En vue de dénoncer le cynisme d’une solidarité imposée, et dont la politique internationale de la globalisation constitue le fer de lance, l’économiste américain Joseph Stiglitz a fait cette déclaration, au sujet de l’aide apportée par les pays riches aux pays en développement : « on prétend aider les pays en développement alors qu’on les force à ouvrir leurs marchés aux produits des pays industriels avancés, qui eux-mêmes continuent à protéger leurs marchés. Ces politiques sont de nature à rendre les riches encore plus riches, et les pauvres encore plus pauvres et plus furieux. »187 Ces paroles sont en nette contradiction avec l’utopie angélique du monde égalitaire, juste, respectueux et tolérant que prêchent les décideurs. Est-il suffisant d’enseigner à la génération future le respect, la tolérance et le dialogue entre parties inégales, lorsque l’un des pays le plus puissant de la planète avec son pouvoir dominant, refuse de s’associer aux initiatives solidaires du monde globalisé, initiatives qui prévoient, l’amélioration des conditions environnementales et atmosphériques qui affectent tous les pays ? Comment un pays comme les Etats-Unis d’Amérique qui se proclame champion dans la défense des Droits de l’homme, et qui en impose aux autres la pratique, peut-il créer la zizanie, en refusant d’interdire l’usage de mines anti-personnelles au plan international ? Ces exemples montrent la face réelle de la domination internationale dont la mondialisation est porteuse. Il n’est plus permis de rester dans la naïveté consistant à penser, qu’au sein des Etats et, entre les personnes, l’usage excessif du pouvoir économique, financier et politique ne signifie pas l’usage du « pouvoir pour le pouvoir »188.

────────────────────

Consigne A = D'après le texte sur la mondialisation, quel usage les États-Unis refusent-ils d'interdire au plan international ?
Consigne B = Prolongez le texte sur la mondialisation en reprenant juste après sa dernière phrase.
Les lignes n'interviennent en rien ici.

Données recueillies =
────────────────────

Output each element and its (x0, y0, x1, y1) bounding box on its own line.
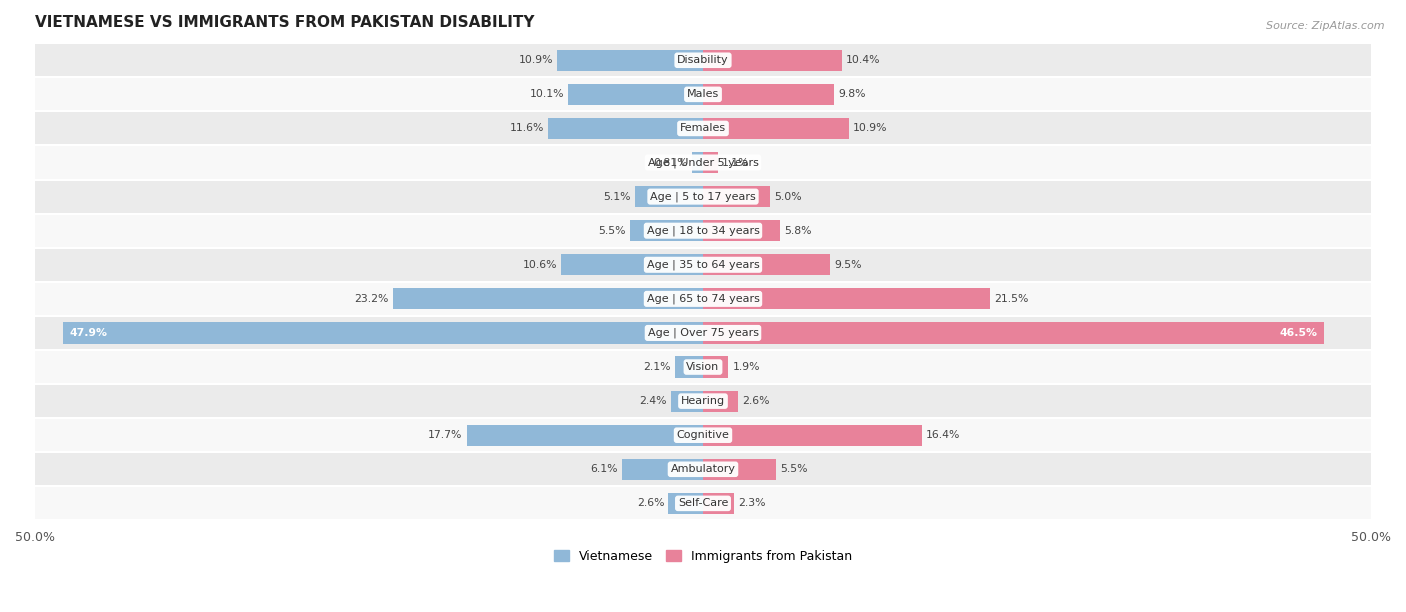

────────────────────

Réponse finale A = L'usage de mines anti-personnelles.

Réponse finale B =
Ces situations montrent que la tendance à accentuer et à augmenter l’usage du pouvoir, quand l’occasion se présente, existe même chez des personnes qui sont nées dans des sociétés où l’égalité et la solidarité sont considérées comme des vertus, tel est le cas en Afrique. Toutefois, il est difficile de comprendre qu’au plan international, ce sont les pays démocratiques qui offrent des contre-exemples au niveau politique, social, économique et même religieux. Ceci fait partie de cette inégalité criante qui est monnaie courante aujourd’hui dans les droits et dans les opportunités que la convention de l’Organisation Internationale du Travail propose de corriger. Jean de La Fontaine n’avait-il pas raison de dire que « la raison du plus fort est toujours la meilleurs ? » Admettons, la solidarité est une forme d’humanisme. C’est incontestable. Mais cet humanisme doit être ressenti par l’homme d’aujourd’hui. Ce qui signifie qu’il ne s’agit pas de se référer sans cesse aux valeurs anciennes, mais il s’agit avant tout de traduire ces bonnes intentions dans l’action concrète189. A vrai dire, c’est l’action qui donne son sens aux œuvres conduites par l’esprit. Mais en faisant un petit tour dans la politique de la responsabilisation au sein des organisations internationales, on découvre que le chemin à parcourir reste encore long, les chances d’accès aux postes de responsabilités étant jusqu’à présent, liées à la puissance financière du pays d’origine du candidat190. Paulo Freire l’avait bien vu, les riches ont une conception strictement matérialiste de l’existence. Pyrrhon le cynique déclarait avec arrogance, que « l’homme est la mesure de toute chose. » Les capitalistes, confiants dans leurs finances estiment à leur tour que : « l’argent est la mesure de toute chose »191, sans tenir compte des inégalités issues d’une recherche effrénée du gain à tout prix.

Notes
184.

Article 6 de la convention de l’Organisation Internationale du Travail. Cité par J. GASCHE, Op. cit., p. 116.

185.

Le mot conquérir ne nous paraît pas très fort au regard de la situation de blocage de dialogue qu’imposent les gouvernements. Ceci est valable face à la responsabilisation des peuples autochtones comme pour les partis d’opposition, même institutionnels des pays d’Afrique. D’ailleurs nous restons dans la logique de la pédagogie du développement qui est une sorte de lutte pour la conquête de la liberté volée.

186.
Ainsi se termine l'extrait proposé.